■ WRITTEN PROBLEM: Pick up the article below on foreclosure compensation after its final sentence, and keep writing it in the same news style.

■ PASSAGE GIVEN:
● ● ●
Millions of borrowers who suffered financial losses from foreclosure abuse now have two ways of getting compensated.
NEW YORK (CNNMoney) -- Millions of borrowers who suffered financial losses because their mortgage lenders played fast and loose while processing their foreclosures now have two ways of getting a payback.
They can tap the $26 billion settlement between the state attorneys general and the nation's five biggest banks that was inked two weeks ago.
But there is also an earlier settlement that has been nearly forgotten -- and that could lead to an even bigger payoff, in some cases.
As part of an enforcement action by federal authorities last April, 14 mortgage servicers, including Bank of America ( , Fortune 500), Chase ( , Fortune 500), Citibank ( , Fortune 500), HSBC ( ), MetLife Bank ( , Fortune 500), PNC Mortgage ( , Fortune 500) and Wells Fargo ( , Fortune 500), agreed to hire independent consultants to investigate foreclosure abuses and compensate those who suffered financial harm.
As a result of the program, up to 4.3 million mortgage borrowers who were foreclosed on in 2009 and 2010 will have a chance to request an independent review of how their foreclosure was handled.
So far, only 90,000 eligible homeowners have submitted claims, prompting the feds to extend the deadline for applications by three months to July 31.
● ● ●
■ Dataset lines:
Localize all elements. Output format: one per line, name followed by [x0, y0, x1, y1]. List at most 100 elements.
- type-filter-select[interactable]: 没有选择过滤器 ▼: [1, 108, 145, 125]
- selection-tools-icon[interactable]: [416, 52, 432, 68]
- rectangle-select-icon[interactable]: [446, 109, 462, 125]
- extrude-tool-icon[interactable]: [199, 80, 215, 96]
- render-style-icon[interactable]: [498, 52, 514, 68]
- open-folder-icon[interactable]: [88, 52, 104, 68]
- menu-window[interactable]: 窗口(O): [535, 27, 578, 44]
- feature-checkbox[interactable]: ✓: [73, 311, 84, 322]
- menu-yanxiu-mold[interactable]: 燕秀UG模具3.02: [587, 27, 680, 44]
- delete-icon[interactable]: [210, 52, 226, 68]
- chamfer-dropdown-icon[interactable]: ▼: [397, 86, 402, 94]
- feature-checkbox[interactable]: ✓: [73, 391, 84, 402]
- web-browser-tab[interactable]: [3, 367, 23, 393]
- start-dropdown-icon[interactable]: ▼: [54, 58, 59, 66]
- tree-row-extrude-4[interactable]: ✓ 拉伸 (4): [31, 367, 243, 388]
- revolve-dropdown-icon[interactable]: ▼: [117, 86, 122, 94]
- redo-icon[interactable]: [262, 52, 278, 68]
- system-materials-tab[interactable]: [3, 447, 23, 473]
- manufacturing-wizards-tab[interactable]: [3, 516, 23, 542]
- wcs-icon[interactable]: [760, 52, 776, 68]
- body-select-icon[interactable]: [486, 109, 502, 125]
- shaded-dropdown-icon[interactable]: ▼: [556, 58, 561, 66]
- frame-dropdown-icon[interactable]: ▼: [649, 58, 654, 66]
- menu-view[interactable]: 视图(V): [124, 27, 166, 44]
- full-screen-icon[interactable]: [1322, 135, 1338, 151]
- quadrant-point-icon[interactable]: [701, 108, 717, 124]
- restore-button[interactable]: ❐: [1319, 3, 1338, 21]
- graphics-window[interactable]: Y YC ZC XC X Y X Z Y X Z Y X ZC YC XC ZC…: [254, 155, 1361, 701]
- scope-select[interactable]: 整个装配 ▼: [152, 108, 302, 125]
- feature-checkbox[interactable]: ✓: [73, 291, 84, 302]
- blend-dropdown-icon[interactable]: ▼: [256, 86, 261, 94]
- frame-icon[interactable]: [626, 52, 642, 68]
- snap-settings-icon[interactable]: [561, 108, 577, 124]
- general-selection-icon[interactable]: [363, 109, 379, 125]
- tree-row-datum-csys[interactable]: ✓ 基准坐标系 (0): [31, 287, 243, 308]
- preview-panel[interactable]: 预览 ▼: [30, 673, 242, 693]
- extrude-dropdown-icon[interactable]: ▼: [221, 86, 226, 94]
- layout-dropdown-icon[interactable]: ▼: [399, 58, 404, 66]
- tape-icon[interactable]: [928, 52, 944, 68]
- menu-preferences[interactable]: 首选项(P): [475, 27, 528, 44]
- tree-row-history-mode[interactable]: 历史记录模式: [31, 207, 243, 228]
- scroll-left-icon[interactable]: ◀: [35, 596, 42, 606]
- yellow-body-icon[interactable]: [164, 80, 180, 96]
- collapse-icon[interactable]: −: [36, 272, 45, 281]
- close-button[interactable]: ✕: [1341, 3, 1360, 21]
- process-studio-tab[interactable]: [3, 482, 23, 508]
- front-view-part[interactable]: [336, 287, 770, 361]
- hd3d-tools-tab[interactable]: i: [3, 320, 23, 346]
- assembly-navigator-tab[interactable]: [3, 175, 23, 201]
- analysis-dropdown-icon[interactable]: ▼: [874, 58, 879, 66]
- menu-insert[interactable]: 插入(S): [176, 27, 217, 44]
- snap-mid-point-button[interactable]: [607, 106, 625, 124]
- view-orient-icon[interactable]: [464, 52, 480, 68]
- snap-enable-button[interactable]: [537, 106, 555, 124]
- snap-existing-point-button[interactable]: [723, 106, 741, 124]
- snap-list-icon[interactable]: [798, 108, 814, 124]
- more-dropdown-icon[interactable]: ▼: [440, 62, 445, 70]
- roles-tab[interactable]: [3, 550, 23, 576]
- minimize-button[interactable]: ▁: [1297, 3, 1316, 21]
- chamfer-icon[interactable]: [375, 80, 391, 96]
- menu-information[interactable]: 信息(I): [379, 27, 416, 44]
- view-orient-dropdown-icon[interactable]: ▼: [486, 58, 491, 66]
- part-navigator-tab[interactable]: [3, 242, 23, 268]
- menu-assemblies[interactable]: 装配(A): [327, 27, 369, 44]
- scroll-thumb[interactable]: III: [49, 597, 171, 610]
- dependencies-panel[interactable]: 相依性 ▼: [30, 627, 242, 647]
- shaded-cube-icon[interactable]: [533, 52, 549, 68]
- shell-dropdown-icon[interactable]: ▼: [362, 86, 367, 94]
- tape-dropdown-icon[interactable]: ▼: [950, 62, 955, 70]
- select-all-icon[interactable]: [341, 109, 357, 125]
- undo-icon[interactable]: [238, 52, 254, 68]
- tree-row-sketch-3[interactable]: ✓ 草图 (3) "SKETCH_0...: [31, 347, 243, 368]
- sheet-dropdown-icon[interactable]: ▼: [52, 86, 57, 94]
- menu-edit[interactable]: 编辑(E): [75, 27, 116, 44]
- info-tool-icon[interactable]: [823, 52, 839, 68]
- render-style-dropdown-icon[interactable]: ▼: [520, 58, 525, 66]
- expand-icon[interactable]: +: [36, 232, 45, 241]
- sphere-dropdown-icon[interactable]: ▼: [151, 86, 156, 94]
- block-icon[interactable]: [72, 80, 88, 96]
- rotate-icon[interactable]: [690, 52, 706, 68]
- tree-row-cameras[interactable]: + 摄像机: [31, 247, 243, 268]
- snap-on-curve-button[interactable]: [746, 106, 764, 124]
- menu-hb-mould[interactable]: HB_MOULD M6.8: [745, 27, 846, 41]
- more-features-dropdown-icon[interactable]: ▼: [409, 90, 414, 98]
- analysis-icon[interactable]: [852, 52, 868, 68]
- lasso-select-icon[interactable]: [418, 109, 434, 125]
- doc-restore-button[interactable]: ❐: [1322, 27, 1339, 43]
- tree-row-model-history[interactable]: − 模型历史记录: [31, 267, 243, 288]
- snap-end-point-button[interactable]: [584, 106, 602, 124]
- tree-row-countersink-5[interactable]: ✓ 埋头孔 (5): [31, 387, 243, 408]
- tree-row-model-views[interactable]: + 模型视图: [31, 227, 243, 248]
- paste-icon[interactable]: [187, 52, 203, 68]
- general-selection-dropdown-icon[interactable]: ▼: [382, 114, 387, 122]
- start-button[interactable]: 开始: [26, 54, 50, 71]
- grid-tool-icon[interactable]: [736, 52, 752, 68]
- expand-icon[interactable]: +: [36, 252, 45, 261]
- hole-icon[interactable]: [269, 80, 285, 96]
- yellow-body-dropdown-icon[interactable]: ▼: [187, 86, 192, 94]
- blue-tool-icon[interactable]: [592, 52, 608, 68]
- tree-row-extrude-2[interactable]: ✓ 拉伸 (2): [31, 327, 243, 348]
● ● ●
■ RESULT FOR THIS EXERCISE:
The exact amount of money borrowers will receive has yet to be determined. But if a review finds that "financial injury" occurred -- say a bank charged inappropriate fees or it went forward with a foreclosure without a valid claim to the property -- a homeowner could be repaid in full for their losses.
Borrowers who were improperly charged even just a single fee could be repaid for it, according to Bryan Hubbard, a spokesman for the Office of the Comptroller of the Currency, one of the federal regulatory agencies that negotiated the agreement.
And borrowers who suffered much larger losses could be in line for much bigger repayments than promised by the AG's settlement, which will pay up to $2,000 to the estimated 750,000 who lost their homes to foreclosure between 2008 and 2011.
The compensation could even repay the cost of regaining a wrongfully lost home if warranted by the facts of the case, according to Hubbard.
The Independent Foreclosure Review was sparked by the robo-signing scandal that exposed the bank's treatment of borrowers in the foreclosure process. The lenders lost documents and recreated them, had low-level employees with no knowledge of what they were attesting to sign legal papers and bent the rules requiring them to halt foreclosures if borrowers sought mortgage modifications.
Unlike the $26 billion settlement with the state attorneys general, borrowers didn't have to lose their homes in order to receive compensation, according to Hubbard.
"It could be anyone who suffered financial loss because of errors made in the foreclosure process," he said.
Since the settlements are completely independent of one another, claimants can double-dip, filing for compensation under both settlements. (To seek compensation under the state attorneys general settlement, contact your lender or servicer and ask them to review your case).
To make a claim for the Independent Foreclosure Review, borrowers have to fill out a five-page form that identifies some examples of situations that may have led to financial injury. Borrowers do not have to provide documentation. That will be handled by an independent agency.
No reviews have been completed yet, according to Hubbard. And individual cases may take months to come to decision.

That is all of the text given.